• **Problem description**:
Please print every record below exactly as it appears.

--- start Rows ---

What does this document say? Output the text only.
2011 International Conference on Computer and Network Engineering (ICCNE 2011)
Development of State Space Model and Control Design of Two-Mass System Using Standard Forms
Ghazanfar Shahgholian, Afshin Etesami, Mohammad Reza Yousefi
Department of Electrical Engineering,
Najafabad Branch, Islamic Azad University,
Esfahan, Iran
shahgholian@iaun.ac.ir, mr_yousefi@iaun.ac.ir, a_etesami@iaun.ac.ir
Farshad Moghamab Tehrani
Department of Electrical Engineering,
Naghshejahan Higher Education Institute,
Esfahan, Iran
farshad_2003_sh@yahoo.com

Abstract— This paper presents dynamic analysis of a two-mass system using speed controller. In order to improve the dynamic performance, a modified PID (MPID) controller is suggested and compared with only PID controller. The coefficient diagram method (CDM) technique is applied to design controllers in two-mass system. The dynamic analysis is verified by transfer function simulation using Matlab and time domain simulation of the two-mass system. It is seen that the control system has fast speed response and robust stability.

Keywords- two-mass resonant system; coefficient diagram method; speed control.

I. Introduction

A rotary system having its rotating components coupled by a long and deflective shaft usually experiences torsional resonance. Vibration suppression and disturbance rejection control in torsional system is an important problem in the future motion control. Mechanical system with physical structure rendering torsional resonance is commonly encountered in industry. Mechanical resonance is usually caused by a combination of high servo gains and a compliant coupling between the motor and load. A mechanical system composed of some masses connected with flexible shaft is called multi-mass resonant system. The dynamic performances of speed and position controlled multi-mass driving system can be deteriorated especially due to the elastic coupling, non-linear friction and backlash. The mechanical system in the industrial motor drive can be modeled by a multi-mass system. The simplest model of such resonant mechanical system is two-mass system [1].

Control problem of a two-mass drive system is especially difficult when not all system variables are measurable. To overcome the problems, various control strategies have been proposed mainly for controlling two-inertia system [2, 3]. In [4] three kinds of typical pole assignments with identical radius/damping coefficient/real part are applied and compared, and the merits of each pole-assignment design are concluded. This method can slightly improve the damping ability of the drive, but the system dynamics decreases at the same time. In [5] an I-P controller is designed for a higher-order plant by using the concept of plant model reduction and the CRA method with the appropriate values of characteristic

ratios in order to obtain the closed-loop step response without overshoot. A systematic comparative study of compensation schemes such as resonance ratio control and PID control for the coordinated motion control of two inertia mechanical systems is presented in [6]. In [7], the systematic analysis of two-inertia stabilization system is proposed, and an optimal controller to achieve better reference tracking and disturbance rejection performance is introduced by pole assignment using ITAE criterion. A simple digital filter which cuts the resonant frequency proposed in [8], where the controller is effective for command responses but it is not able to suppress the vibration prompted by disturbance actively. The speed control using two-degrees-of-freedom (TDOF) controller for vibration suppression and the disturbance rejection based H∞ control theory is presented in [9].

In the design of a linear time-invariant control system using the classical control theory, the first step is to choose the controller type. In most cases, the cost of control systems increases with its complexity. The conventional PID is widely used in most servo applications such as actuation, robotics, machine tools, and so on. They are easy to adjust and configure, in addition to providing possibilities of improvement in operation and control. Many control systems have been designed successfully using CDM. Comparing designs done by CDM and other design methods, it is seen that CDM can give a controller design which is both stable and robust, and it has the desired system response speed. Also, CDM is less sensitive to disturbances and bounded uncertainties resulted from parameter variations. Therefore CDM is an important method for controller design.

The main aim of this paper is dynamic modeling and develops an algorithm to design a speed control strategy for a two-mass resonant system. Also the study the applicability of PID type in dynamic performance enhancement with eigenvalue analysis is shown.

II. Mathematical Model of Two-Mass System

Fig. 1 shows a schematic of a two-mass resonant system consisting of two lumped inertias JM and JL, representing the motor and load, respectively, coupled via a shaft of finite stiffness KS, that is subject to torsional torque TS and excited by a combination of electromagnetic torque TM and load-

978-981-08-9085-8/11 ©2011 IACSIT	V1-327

--- end Rows ---

• **Result for this task**:
What does this document say? Output the text only.
2011 International Conference on Computer and Network Engineering (ICCNE 2011)
Development of State Space Model and Control Design of Two-Mass System Using Standard Forms
Ghazanfar Shahgholian, Afshin Etesami, Mohammad Reza Yousefi
Department of Electrical Engineering,
Najafabad Branch, Islamic Azad University,
Esfahan, Iran
shahgholian@iaun.ac.ir, mr_yousefi@iaun.ac.ir, a_etesami@iaun.ac.ir
Farshad Moghamab Tehrani
Department of Electrical Engineering,
Naghshejahan Higher Education Institute,
Esfahan, Iran
farshad_2003_sh@yahoo.com

Abstract— This paper presents dynamic analysis of a two-mass system using speed controller. In order to improve the dynamic performance, a modified PID (MPID) controller is suggested and compared with only PID controller. The coefficient diagram method (CDM) technique is applied to design controllers in two-mass system. The dynamic analysis is verified by transfer function simulation using Matlab and time domain simulation of the two-mass system. It is seen that the control system has fast speed response and robust stability.

Keywords- two-mass resonant system; coefficient diagram method; speed control.

I. Introduction

A rotary system having its rotating components coupled by a long and deflective shaft usually experiences torsional resonance. Vibration suppression and disturbance rejection control in torsional system is an important problem in the future motion control. Mechanical system with physical structure rendering torsional resonance is commonly encountered in industry. Mechanical resonance is usually caused by a combination of high servo gains and a compliant coupling between the motor and load. A mechanical system composed of some masses connected with flexible shaft is called multi-mass resonant system. The dynamic performances of speed and position controlled multi-mass driving system can be deteriorated especially due to the elastic coupling, non-linear friction and backlash. The mechanical system in the industrial motor drive can be modeled by a multi-mass system. The simplest model of such resonant mechanical system is two-mass system [1].

Control problem of a two-mass drive system is especially difficult when not all system variables are measurable. To overcome the problems, various control strategies have been proposed mainly for controlling two-inertia system [2, 3]. In [4] three kinds of typical pole assignments with identical radius/damping coefficient/real part are applied and compared, and the merits of each pole-assignment design are concluded. This method can slightly improve the damping ability of the drive, but the system dynamics decreases at the same time. In [5] an I-P controller is designed for a higher-order plant by using the concept of plant model reduction and the CRA method with the appropriate values of characteristic

ratios in order to obtain the closed-loop step response without overshoot. A systematic comparative study of compensation schemes such as resonance ratio control and PID control for the coordinated motion control of two inertia mechanical systems is presented in [6]. In [7], the systematic analysis of two-inertia stabilization system is proposed, and an optimal controller to achieve better reference tracking and disturbance rejection performance is introduced by pole assignment using ITAE criterion. A simple digital filter which cuts the resonant frequency proposed in [8], where the controller is effective for command responses but it is not able to suppress the vibration prompted by disturbance actively. The speed control using two-degrees-of-freedom (TDOF) controller for vibration suppression and the disturbance rejection based H∞ control theory is presented in [9].

In the design of a linear time-invariant control system using the classical control theory, the first step is to choose the controller type. In most cases, the cost of control systems increases with its complexity. The conventional PID is widely used in most servo applications such as actuation, robotics, machine tools, and so on. They are easy to adjust and configure, in addition to providing possibilities of improvement in operation and control. Many control systems have been designed successfully using CDM. Comparing designs done by CDM and other design methods, it is seen that CDM can give a controller design which is both stable and robust, and it has the desired system response speed. Also, CDM is less sensitive to disturbances and bounded uncertainties resulted from parameter variations. Therefore CDM is an important method for controller design.

The main aim of this paper is dynamic modeling and develops an algorithm to design a speed control strategy for a two-mass resonant system. Also the study the applicability of PID type in dynamic performance enhancement with eigenvalue analysis is shown.

II. Mathematical Model of Two-Mass System

Fig. 1 shows a schematic of a two-mass resonant system consisting of two lumped inertias JM and JL, representing the motor and load, respectively, coupled via a shaft of finite stiffness KS, that is subject to torsional torque TS and excited by a combination of electromagnetic torque TM and load-

978-981-08-9085-8/11 ©2011 IACSIT	V1-327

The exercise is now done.